— START —

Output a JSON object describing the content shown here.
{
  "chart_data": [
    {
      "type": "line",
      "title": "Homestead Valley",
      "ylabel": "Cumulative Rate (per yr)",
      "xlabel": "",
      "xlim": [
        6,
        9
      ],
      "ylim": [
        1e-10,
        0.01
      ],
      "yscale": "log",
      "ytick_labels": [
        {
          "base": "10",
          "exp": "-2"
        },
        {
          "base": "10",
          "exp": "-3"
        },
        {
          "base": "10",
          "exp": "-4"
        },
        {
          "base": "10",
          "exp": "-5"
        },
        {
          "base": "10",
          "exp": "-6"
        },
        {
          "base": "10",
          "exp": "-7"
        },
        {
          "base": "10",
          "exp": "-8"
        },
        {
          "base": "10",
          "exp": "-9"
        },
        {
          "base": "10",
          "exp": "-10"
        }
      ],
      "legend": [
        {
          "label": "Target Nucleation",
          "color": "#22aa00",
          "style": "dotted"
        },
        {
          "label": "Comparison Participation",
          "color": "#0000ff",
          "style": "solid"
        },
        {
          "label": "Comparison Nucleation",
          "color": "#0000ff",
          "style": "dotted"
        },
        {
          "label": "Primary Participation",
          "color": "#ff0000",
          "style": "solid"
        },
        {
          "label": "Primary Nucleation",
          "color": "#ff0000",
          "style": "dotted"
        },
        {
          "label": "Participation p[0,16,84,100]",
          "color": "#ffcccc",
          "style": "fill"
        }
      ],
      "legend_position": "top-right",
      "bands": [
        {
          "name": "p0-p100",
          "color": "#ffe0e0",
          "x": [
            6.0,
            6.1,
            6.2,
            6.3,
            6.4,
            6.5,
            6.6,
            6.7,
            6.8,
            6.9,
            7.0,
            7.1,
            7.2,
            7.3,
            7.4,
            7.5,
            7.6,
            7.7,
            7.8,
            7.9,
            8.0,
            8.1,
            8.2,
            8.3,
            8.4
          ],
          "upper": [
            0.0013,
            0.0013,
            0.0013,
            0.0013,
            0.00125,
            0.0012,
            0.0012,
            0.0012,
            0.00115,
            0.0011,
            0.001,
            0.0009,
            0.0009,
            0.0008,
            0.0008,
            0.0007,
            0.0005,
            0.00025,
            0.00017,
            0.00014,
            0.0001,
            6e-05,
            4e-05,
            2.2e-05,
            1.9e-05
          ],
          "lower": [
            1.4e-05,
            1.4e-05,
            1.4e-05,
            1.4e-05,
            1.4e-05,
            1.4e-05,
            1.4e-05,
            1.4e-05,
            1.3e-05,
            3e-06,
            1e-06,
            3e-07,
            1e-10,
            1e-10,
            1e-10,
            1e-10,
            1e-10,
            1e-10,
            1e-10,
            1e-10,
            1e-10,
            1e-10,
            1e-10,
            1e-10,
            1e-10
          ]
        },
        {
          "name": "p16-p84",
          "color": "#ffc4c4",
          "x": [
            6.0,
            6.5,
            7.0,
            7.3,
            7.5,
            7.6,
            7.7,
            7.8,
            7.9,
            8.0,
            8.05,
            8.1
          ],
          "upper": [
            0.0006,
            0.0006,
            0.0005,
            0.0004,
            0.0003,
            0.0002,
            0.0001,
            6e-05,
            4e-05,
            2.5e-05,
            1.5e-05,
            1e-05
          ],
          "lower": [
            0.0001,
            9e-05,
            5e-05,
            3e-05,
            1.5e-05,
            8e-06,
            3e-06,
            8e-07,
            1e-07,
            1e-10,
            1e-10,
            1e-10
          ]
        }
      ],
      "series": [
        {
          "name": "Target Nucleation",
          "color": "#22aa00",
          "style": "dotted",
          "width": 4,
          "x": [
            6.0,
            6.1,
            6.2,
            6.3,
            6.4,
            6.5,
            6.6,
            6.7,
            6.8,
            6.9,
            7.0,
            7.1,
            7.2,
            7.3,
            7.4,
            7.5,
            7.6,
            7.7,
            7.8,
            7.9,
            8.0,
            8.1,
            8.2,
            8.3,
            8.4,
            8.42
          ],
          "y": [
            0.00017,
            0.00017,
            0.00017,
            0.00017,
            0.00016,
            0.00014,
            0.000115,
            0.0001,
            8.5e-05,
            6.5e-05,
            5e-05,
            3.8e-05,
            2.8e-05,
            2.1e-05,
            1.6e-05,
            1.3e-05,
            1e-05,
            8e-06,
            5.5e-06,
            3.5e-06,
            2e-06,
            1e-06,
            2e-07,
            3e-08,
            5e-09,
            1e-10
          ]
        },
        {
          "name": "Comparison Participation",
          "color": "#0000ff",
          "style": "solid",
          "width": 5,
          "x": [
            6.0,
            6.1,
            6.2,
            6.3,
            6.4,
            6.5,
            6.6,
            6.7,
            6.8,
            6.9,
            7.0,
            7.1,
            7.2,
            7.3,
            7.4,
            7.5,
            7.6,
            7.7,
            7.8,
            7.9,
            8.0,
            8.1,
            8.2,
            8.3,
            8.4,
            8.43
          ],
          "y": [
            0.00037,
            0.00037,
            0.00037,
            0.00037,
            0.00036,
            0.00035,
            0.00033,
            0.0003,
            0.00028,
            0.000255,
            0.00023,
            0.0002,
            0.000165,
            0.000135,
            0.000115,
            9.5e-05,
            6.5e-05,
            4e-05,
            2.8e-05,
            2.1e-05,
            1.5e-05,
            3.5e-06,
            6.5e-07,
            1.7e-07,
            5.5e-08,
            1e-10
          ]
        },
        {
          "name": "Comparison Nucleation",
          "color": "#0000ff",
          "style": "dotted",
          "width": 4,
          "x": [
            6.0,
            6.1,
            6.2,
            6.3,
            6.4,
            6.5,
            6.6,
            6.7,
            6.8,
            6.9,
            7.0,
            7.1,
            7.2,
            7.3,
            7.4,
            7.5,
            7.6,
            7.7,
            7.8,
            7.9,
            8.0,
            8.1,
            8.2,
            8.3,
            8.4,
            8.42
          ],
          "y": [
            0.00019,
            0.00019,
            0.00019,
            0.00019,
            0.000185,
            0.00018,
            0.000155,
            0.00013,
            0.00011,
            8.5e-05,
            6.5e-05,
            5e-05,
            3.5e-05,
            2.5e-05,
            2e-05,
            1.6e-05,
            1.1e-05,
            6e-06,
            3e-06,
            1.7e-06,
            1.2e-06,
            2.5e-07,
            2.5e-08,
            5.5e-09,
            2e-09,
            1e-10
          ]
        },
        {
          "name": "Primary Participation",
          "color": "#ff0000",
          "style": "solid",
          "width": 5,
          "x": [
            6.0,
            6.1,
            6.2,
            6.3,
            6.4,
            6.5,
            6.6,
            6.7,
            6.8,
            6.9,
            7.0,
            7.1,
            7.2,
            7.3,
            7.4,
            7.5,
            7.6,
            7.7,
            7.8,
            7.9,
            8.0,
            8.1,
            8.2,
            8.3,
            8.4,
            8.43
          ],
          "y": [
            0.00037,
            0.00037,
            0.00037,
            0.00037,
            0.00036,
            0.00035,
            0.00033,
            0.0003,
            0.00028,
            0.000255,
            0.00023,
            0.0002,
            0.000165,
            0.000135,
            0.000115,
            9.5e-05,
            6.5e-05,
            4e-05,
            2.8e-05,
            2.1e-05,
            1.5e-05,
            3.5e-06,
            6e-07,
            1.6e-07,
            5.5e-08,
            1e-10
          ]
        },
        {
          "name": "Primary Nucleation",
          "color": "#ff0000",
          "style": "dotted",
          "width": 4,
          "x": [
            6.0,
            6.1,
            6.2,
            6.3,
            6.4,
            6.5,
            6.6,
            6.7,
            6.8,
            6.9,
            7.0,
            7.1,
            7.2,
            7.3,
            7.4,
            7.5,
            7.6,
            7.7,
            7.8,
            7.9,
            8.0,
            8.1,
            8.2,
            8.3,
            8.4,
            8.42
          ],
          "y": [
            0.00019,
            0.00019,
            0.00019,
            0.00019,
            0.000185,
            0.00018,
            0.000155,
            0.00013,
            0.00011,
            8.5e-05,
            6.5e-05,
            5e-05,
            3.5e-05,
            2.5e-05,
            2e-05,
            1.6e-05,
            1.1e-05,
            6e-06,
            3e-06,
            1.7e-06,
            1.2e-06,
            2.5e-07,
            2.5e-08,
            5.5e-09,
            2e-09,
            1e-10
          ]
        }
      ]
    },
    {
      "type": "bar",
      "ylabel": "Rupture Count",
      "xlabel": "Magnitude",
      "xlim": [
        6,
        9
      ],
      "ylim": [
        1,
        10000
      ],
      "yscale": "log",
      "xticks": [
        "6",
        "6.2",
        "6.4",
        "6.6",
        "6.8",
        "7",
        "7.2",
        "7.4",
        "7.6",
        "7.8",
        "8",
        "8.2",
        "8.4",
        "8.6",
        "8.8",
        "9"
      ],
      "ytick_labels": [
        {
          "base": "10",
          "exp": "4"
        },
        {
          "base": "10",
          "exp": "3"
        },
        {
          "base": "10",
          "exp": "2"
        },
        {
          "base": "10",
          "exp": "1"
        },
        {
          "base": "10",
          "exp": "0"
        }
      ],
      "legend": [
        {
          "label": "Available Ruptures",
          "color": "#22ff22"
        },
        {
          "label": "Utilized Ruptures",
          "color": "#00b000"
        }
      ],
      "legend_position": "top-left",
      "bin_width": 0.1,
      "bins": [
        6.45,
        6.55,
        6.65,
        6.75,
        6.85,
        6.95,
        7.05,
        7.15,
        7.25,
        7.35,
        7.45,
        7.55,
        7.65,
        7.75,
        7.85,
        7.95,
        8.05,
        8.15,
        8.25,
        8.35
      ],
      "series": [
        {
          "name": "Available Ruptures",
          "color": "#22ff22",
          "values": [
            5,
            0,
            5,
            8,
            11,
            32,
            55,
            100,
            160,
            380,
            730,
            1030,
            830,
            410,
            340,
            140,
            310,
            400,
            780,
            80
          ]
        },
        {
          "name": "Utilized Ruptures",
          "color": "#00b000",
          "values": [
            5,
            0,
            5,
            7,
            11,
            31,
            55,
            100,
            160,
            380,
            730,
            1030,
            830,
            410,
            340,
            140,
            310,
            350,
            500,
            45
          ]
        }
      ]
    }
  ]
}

— END —

What is asked:
Each line in the entries above that includes the string "Target" should be extracted.

Task solution:
          "label": "Target Nucleation",
          "name": "Target Nucleation",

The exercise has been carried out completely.